Every line holding the string "coordinate" should be gathered.

[Excerpts from a figure dataset]:

= = = = = = =

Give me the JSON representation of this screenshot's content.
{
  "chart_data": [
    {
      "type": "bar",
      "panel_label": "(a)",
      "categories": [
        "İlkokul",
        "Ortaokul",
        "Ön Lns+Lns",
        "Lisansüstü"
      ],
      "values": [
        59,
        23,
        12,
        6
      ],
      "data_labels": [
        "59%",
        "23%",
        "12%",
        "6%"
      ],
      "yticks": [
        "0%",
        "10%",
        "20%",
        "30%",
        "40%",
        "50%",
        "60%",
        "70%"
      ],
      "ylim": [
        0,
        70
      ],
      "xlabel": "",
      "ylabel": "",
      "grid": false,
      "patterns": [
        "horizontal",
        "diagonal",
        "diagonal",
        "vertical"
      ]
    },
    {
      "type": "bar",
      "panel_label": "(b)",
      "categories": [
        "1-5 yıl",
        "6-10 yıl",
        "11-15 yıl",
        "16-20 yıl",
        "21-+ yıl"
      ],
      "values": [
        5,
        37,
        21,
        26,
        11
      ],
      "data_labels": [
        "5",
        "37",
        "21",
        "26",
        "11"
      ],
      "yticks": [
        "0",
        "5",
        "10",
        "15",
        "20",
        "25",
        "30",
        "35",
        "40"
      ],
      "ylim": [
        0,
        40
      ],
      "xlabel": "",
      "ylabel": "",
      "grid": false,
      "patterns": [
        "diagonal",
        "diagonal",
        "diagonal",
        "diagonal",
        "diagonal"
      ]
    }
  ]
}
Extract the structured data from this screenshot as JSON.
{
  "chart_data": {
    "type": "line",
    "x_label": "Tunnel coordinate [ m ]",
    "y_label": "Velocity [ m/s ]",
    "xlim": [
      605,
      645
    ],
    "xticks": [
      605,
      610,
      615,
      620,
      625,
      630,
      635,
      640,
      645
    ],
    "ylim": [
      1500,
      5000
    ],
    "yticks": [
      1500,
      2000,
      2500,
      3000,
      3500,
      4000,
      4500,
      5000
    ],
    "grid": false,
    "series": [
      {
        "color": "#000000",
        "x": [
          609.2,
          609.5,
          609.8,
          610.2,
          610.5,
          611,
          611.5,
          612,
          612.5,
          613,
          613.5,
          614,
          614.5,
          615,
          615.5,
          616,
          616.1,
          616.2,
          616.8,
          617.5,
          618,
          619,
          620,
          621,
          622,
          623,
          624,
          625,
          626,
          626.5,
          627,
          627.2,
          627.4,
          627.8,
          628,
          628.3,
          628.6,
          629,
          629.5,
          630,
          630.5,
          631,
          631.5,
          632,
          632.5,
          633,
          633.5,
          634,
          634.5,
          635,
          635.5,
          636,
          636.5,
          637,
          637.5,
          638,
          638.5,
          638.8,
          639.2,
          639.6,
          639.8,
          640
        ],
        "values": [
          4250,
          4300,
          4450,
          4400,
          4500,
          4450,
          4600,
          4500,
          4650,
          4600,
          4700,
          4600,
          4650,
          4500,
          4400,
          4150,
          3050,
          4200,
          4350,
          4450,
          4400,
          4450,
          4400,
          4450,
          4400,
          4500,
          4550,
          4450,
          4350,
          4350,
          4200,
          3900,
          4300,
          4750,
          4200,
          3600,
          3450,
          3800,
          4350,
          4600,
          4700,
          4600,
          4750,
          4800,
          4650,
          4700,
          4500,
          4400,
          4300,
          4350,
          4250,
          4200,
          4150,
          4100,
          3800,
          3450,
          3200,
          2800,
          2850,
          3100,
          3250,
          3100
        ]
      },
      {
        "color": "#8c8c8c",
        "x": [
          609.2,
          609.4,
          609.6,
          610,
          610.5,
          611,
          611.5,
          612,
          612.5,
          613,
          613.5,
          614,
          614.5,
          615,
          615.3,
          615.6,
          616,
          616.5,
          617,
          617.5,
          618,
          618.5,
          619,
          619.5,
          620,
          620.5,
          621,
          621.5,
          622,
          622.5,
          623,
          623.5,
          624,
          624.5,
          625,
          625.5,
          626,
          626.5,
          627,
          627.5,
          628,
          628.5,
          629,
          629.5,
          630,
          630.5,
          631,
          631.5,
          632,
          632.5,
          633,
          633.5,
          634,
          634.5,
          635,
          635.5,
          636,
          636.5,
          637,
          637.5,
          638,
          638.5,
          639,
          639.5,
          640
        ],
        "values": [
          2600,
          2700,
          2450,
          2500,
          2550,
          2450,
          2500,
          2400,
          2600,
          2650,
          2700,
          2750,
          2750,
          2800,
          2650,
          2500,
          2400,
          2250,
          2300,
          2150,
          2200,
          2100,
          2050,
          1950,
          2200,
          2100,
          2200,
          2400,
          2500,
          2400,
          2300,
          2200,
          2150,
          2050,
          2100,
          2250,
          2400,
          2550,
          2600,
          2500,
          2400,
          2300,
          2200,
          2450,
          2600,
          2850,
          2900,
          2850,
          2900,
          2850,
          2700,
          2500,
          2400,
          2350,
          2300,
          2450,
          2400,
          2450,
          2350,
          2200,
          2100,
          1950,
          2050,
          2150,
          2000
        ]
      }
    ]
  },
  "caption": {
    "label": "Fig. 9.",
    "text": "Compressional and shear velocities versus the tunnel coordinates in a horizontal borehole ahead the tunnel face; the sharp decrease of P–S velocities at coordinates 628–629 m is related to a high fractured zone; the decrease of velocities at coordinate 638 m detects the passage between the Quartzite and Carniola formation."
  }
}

= = = = = = =

[Complete response]:
    "x_label": "Tunnel coordinate [ m ]",
    "text": "Compressional and shear velocities versus the tunnel coordinates in a horizontal borehole ahead the tunnel face; the sharp decrease of P–S velocities at coordinates 628–629 m is related to a high fractured zone; the decrease of velocities at coordinate 638 m detects the passage between the Quartzite and Carniola formation."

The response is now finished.